# [WHAT THE TASK REQUIRES]
Reproduce all the material exactly, minus any pictures it holds.

— Start of PROVIDED INFORMATION —

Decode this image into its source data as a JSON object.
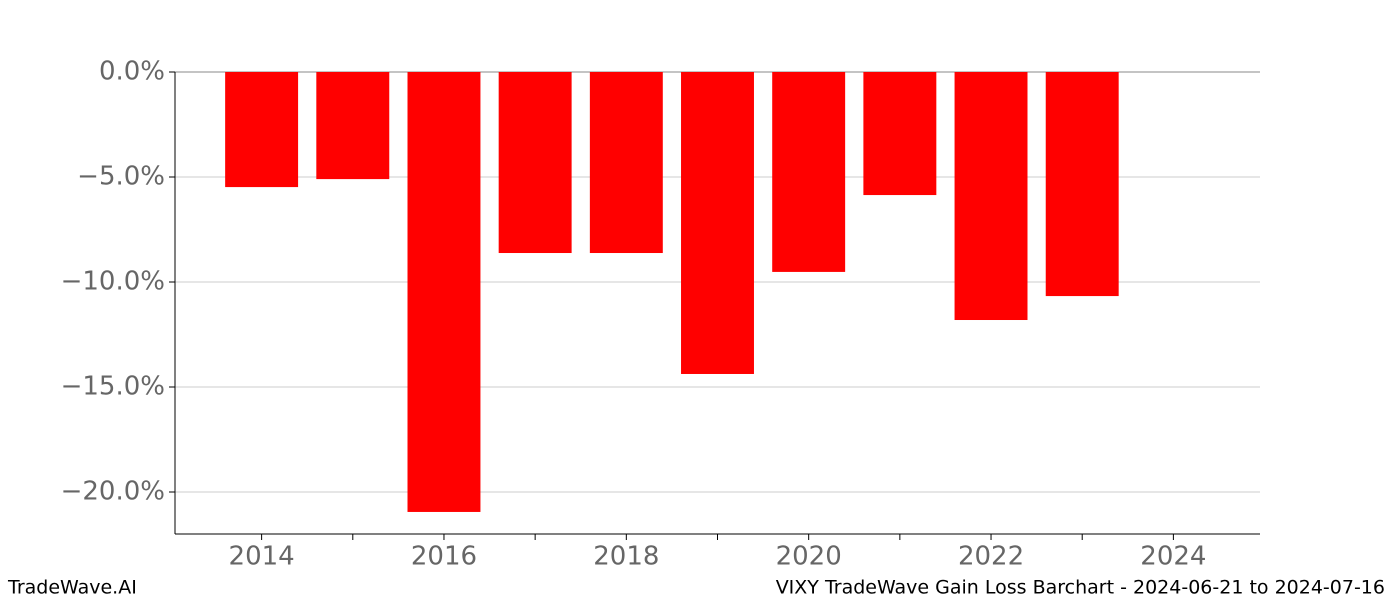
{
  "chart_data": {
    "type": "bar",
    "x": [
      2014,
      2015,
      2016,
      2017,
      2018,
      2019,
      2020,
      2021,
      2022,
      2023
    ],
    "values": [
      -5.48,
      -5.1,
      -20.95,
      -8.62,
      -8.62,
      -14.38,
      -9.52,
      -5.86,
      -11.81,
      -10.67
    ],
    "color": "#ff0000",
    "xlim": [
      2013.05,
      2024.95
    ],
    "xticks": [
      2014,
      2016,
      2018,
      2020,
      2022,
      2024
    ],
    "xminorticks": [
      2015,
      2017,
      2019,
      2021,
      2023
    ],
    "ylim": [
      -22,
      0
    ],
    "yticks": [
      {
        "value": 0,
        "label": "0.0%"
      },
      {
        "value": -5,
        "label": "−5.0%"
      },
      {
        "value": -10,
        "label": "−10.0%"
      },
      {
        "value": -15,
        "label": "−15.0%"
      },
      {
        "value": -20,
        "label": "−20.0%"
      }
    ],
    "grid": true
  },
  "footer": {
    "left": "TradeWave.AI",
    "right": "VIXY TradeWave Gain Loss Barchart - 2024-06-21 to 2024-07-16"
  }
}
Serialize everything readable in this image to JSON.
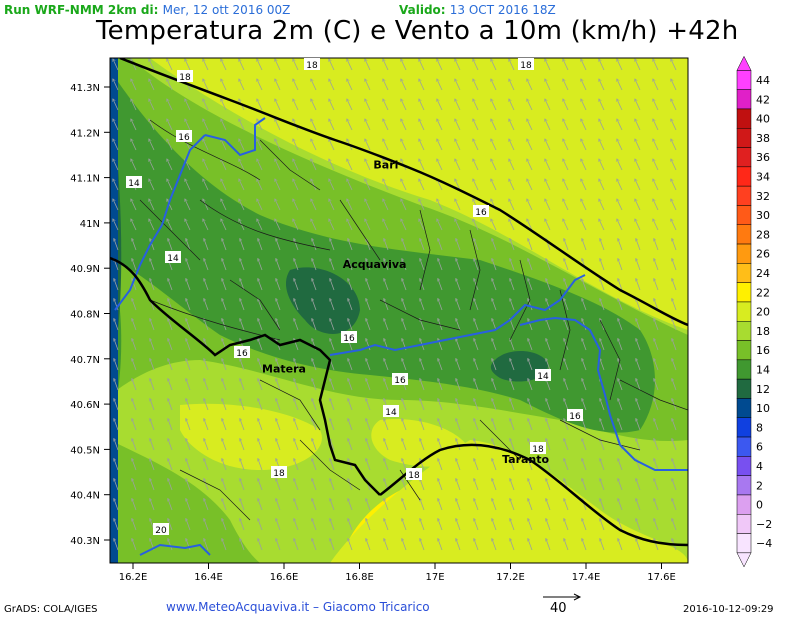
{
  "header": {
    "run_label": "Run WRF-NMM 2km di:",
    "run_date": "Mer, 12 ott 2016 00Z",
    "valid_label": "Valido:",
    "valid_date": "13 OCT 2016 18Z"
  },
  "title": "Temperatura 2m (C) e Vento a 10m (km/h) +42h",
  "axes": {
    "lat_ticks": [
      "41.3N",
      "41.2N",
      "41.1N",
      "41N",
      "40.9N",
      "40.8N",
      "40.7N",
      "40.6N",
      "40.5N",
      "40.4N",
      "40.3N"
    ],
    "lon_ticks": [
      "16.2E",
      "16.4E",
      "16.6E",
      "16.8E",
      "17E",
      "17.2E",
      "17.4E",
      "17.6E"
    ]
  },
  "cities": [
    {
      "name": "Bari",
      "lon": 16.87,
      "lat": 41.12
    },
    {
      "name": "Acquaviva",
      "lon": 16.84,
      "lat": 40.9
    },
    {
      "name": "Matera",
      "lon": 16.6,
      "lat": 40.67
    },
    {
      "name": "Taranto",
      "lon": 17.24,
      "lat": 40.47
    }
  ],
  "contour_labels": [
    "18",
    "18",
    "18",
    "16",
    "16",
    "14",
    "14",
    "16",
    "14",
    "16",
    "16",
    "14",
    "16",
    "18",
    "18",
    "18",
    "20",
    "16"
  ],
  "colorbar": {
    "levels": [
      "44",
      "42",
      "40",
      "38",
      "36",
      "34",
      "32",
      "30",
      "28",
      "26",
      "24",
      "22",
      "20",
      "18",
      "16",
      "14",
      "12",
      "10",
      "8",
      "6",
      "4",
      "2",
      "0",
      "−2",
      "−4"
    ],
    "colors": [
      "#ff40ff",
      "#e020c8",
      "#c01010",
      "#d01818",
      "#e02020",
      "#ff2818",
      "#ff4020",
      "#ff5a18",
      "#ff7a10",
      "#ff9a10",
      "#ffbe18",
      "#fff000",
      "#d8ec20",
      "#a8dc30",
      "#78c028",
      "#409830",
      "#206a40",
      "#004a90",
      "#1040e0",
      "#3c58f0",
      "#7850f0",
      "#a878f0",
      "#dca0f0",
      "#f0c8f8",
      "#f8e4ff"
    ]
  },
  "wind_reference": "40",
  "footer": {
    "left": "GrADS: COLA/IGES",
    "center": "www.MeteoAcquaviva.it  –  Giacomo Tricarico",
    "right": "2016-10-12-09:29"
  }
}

— End of PROVIDED INFORMATION —

# [ANSWER TO THIS TASK]
Decode this image into its source data as a JSON object.
{
  "chart_data": {
    "type": "bar",
    "x": [
      2014,
      2015,
      2016,
      2017,
      2018,
      2019,
      2020,
      2021,
      2022,
      2023
    ],
    "values": [
      -5.48,
      -5.1,
      -20.95,
      -8.62,
      -8.62,
      -14.38,
      -9.52,
      -5.86,
      -11.81,
      -10.67
    ],
    "color": "#ff0000",
    "xlim": [
      2013.05,
      2024.95
    ],
    "xticks": [
      2014,
      2016,
      2018,
      2020,
      2022,
      2024
    ],
    "xminorticks": [
      2015,
      2017,
      2019,
      2021,
      2023
    ],
    "ylim": [
      -22,
      0
    ],
    "yticks": [
      {
        "value": 0,
        "label": "0.0%"
      },
      {
        "value": -5,
        "label": "−5.0%"
      },
      {
        "value": -10,
        "label": "−10.0%"
      },
      {
        "value": -15,
        "label": "−15.0%"
      },
      {
        "value": -20,
        "label": "−20.0%"
      }
    ],
    "grid": true
  },
  "footer": {
    "left": "TradeWave.AI",
    "right": "VIXY TradeWave Gain Loss Barchart - 2024-06-21 to 2024-07-16"
  }
}
Serialize everything readable in this image to JSON.
{
  "header": {
    "run_label": "Run WRF-NMM 2km di:",
    "run_date": "Mer, 12 ott 2016 00Z",
    "valid_label": "Valido:",
    "valid_date": "13 OCT 2016 18Z"
  },
  "title": "Temperatura 2m (C) e Vento a 10m (km/h) +42h",
  "axes": {
    "lat_ticks": [
      "41.3N",
      "41.2N",
      "41.1N",
      "41N",
      "40.9N",
      "40.8N",
      "40.7N",
      "40.6N",
      "40.5N",
      "40.4N",
      "40.3N"
    ],
    "lon_ticks": [
      "16.2E",
      "16.4E",
      "16.6E",
      "16.8E",
      "17E",
      "17.2E",
      "17.4E",
      "17.6E"
    ]
  },
  "cities": [
    {
      "name": "Bari",
      "lon": 16.87,
      "lat": 41.12
    },
    {
      "name": "Acquaviva",
      "lon": 16.84,
      "lat": 40.9
    },
    {
      "name": "Matera",
      "lon": 16.6,
      "lat": 40.67
    },
    {
      "name": "Taranto",
      "lon": 17.24,
      "lat": 40.47
    }
  ],
  "contour_labels": [
    "18",
    "18",
    "18",
    "16",
    "16",
    "14",
    "14",
    "16",
    "14",
    "16",
    "16",
    "14",
    "16",
    "18",
    "18",
    "18",
    "20",
    "16"
  ],
  "colorbar": {
    "levels": [
      "44",
      "42",
      "40",
      "38",
      "36",
      "34",
      "32",
      "30",
      "28",
      "26",
      "24",
      "22",
      "20",
      "18",
      "16",
      "14",
      "12",
      "10",
      "8",
      "6",
      "4",
      "2",
      "0",
      "−2",
      "−4"
    ],
    "colors": [
      "#ff40ff",
      "#e020c8",
      "#c01010",
      "#d01818",
      "#e02020",
      "#ff2818",
      "#ff4020",
      "#ff5a18",
      "#ff7a10",
      "#ff9a10",
      "#ffbe18",
      "#fff000",
      "#d8ec20",
      "#a8dc30",
      "#78c028",
      "#409830",
      "#206a40",
      "#004a90",
      "#1040e0",
      "#3c58f0",
      "#7850f0",
      "#a878f0",
      "#dca0f0",
      "#f0c8f8",
      "#f8e4ff"
    ]
  },
  "wind_reference": "40",
  "footer": {
    "left": "GrADS: COLA/IGES",
    "center": "www.MeteoAcquaviva.it  –  Giacomo Tricarico",
    "right": "2016-10-12-09:29"
  }
}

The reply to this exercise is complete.